== Dataset records ==
-- Start --
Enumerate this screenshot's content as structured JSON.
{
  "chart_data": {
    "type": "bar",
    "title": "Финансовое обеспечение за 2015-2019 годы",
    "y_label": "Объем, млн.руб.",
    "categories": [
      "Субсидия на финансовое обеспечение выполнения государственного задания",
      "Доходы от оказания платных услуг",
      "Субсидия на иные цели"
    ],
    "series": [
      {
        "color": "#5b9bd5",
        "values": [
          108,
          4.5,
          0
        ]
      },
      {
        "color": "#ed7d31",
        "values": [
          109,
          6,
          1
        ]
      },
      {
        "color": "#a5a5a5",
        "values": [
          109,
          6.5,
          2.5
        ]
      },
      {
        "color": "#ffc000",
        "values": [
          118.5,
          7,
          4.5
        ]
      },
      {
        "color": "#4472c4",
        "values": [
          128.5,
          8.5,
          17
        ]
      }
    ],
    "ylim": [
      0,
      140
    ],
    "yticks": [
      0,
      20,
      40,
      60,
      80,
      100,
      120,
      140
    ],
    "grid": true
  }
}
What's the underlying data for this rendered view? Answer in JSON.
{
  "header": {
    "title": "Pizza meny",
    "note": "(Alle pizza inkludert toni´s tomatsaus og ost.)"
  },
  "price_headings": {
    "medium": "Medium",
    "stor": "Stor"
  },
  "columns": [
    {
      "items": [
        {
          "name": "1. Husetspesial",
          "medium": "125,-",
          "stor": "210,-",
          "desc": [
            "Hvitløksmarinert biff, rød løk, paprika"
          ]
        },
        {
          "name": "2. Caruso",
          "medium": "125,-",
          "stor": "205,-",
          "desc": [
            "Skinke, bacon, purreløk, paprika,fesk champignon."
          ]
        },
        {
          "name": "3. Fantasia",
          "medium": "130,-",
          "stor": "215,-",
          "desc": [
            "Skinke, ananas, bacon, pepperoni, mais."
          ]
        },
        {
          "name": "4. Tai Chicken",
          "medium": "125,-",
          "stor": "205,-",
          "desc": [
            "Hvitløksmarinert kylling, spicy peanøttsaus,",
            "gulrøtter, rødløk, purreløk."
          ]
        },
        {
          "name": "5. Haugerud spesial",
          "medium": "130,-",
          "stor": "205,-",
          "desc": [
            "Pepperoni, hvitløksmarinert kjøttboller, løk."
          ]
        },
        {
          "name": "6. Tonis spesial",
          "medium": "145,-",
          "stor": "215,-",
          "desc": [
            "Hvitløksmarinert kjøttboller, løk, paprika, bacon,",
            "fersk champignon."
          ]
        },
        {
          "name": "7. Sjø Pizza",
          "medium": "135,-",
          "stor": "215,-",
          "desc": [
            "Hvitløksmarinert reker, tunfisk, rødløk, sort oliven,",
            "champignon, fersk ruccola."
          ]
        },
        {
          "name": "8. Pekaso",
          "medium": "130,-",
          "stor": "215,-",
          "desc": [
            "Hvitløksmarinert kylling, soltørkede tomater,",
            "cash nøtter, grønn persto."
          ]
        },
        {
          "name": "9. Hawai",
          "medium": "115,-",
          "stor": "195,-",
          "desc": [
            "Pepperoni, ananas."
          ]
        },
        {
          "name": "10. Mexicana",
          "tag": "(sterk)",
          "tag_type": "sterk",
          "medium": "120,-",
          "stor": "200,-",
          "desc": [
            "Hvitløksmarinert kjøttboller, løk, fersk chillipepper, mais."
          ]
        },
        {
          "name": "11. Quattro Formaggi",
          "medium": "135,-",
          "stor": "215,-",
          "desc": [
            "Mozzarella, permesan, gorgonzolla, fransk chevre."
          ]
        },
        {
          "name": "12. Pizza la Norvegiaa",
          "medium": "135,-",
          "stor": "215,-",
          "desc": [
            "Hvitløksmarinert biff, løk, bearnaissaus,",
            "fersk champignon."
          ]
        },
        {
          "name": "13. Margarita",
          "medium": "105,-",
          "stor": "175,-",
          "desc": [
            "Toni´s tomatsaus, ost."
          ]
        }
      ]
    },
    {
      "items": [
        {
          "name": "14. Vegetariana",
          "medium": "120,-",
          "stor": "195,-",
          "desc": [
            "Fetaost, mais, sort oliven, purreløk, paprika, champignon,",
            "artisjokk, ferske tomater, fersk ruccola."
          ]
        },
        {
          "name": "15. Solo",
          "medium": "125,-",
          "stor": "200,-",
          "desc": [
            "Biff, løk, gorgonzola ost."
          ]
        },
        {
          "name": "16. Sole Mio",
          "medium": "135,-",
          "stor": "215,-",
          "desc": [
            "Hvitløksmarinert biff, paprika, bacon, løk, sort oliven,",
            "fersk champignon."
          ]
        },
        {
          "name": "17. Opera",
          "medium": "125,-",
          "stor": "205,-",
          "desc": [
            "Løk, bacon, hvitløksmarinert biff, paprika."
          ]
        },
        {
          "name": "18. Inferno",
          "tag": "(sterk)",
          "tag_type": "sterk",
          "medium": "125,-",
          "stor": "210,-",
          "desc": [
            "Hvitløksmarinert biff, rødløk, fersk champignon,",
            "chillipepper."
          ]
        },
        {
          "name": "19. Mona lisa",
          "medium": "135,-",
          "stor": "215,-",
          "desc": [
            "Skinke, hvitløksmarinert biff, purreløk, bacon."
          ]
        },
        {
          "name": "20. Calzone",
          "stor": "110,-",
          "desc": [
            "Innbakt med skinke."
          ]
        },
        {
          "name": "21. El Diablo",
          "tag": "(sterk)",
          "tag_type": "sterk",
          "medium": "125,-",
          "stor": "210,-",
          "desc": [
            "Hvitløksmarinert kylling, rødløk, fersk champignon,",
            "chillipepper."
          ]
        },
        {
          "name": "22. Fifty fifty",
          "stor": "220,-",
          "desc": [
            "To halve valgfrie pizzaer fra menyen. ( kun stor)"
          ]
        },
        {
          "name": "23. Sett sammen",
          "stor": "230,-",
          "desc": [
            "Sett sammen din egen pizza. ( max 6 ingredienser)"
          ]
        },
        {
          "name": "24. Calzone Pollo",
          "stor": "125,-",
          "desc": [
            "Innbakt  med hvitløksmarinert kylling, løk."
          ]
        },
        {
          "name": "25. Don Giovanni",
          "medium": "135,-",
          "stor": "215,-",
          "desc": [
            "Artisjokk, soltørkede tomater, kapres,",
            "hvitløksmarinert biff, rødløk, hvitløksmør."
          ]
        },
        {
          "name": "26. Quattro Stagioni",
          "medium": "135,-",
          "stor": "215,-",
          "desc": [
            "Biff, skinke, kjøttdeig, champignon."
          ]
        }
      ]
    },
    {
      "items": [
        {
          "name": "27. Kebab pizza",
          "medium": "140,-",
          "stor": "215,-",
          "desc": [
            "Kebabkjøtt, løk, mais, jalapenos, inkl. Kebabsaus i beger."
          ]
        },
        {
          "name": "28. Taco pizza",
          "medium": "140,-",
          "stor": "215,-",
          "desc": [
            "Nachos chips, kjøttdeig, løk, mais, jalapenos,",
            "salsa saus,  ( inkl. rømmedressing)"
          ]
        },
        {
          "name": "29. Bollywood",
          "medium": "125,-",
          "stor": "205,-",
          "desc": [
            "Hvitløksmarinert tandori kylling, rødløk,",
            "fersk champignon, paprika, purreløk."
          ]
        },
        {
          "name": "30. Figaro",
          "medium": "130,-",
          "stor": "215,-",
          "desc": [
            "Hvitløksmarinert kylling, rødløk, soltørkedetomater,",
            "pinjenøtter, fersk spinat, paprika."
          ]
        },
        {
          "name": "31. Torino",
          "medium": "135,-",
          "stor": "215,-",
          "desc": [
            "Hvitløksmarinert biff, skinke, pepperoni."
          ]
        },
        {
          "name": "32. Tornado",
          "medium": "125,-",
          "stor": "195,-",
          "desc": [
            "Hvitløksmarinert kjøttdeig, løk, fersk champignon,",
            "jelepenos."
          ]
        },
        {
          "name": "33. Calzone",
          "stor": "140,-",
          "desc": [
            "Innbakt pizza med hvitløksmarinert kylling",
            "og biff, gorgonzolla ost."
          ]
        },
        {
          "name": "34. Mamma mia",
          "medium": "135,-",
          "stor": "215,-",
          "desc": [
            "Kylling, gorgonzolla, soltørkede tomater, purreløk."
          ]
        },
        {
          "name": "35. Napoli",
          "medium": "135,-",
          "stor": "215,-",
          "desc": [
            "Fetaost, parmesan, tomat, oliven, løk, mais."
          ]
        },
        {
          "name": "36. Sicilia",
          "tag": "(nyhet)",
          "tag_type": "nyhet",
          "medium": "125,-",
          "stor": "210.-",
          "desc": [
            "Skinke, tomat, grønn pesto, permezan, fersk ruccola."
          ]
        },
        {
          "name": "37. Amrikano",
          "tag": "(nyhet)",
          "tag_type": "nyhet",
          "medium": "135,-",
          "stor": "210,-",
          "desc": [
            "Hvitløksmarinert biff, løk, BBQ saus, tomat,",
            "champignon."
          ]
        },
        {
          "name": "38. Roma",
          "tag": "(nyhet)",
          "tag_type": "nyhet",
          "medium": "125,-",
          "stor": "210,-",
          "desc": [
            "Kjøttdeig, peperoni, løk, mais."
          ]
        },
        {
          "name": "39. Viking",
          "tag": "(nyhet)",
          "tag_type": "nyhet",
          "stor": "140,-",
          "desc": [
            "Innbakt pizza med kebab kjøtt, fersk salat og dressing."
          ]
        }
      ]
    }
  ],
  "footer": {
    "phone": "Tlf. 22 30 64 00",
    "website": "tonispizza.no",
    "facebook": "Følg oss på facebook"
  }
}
-- End --
== Direction ==
In how many lines does the word "kjøttboller" appear? Respond with the number alone.

== Problem solution ==
3